> PROBLEM REQUIREMENTS: Copy each line that has the string "本指标不适应" somewhere in it.

__________________________________________________

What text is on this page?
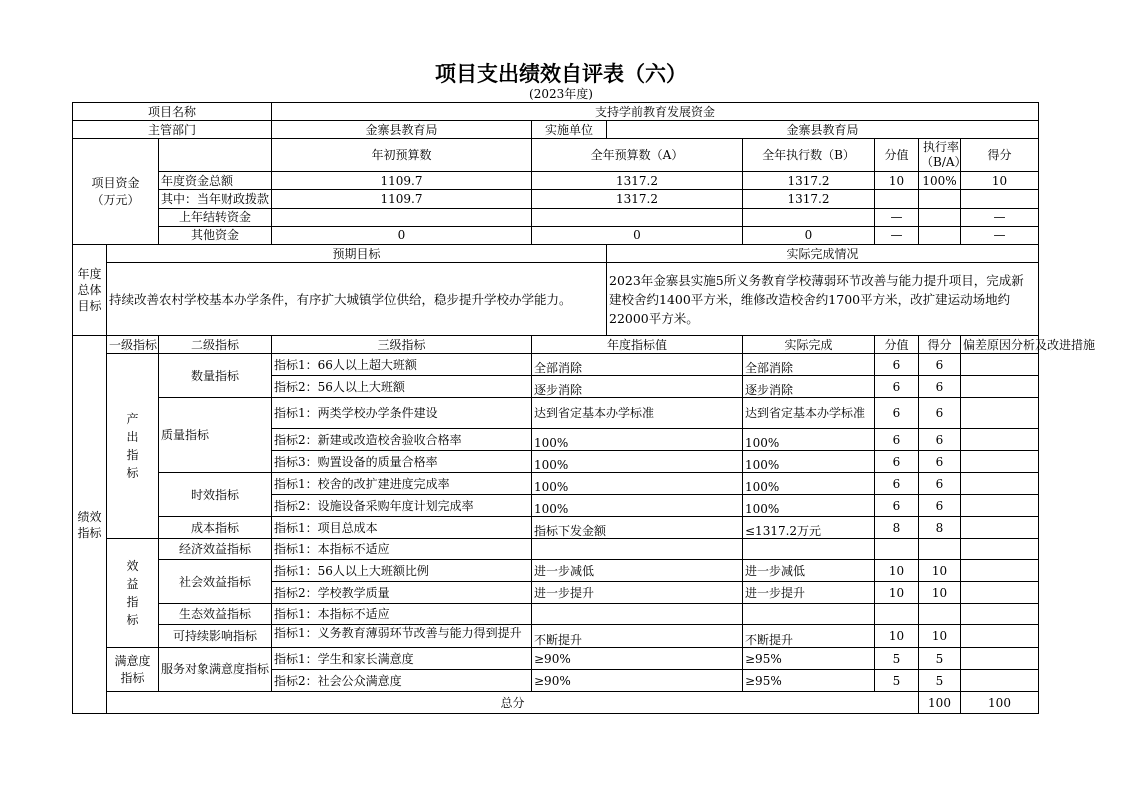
项目支出绩效自评表（六）
(2023年度)
项目名称			支持学前教育发展资金							
主管部门			金寨县教育局	实施单位	金寨县教育局					
项目资金（万元）			年初预算数	全年预算数（A）		全年执行数（B）	分值	执行率（B/A）	得分	
		年度资金总额	1109.7	1317.2		1317.2	10	100%	10	
		其中：当年财政拨款	1109.7	1317.2		1317.2				
		上年结转资金					—		—	
		其他资金	0	0		0	—		—	
年度总体目标	预期目标				实际完成情况					
	持续改善农村学校基本办学条件，有序扩大城镇学位供给，稳步提升学校办学能力。				2023年金寨县实施5所义务教育学校薄弱环节改善与能力提升项目，完成新建校舍约1400平方米，维修改造校舍约1700平方米，改扩建运动场地约22000平方米。					
绩效指标	一级指标	二级指标	三级指标	年度指标值		实际完成	分值	得分	偏差原因分析及改进措施	
	产出指标	数量指标	指标1：66人以上超大班额	全部消除		全部消除	6	6		
			指标2：56人以上大班额	逐步消除		逐步消除	6	6		
		质量指标	指标1：两类学校办学条件建设	达到省定基本办学标准		达到省定基本办学标准	6	6		
			指标2：新建或改造校舍验收合格率	100%		100%	6	6		
			指标3：购置设备的质量合格率	100%		100%	6	6		
		时效指标	指标1：校舍的改扩建进度完成率	100%		100%	6	6		
			指标2：设施设备采购年度计划完成率	100%		100%	6	6		
		成本指标	指标1：项目总成本	指标下发金额		≤1317.2万元	8	8		
	效益指标	经济效益指标	指标1：本指标不适应							
		社会效益指标	指标1：56人以上大班额比例	进一步减低		进一步减低	10	10		
			指标2：学校教学质量	进一步提升		进一步提升	10	10		
		生态效益指标	指标1：本指标不适应							
		可持续影响指标	指标1：义务教育薄弱环节改善与能力得到提升	不断提升		不断提升	10	10		
	满意度指标	服务对象满意度指标	指标1：学生和家长满意度	≥90%		≥95%	5	5		
			指标2：社会公众满意度	≥90%		≥95%	5	5		
	总分							100	100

__________________________________________________

> ANSWER TO THE PROBLEM:
	效益指标	经济效益指标	指标1：本指标不适应							
		生态效益指标	指标1：本指标不适应							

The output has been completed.